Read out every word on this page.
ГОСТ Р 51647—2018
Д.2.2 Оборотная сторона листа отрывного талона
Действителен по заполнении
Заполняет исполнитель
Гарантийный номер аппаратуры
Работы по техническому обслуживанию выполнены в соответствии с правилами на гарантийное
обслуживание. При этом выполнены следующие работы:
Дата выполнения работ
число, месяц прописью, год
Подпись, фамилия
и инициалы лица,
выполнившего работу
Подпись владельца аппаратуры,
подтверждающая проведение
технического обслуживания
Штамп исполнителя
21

◆ ◆ ◆ ◆

_Objective_: Pick out the lines above containing the word "аппаратуры", then copy them.

_Final result_:
Гарантийный номер аппаратуры
Подпись владельца аппаратуры,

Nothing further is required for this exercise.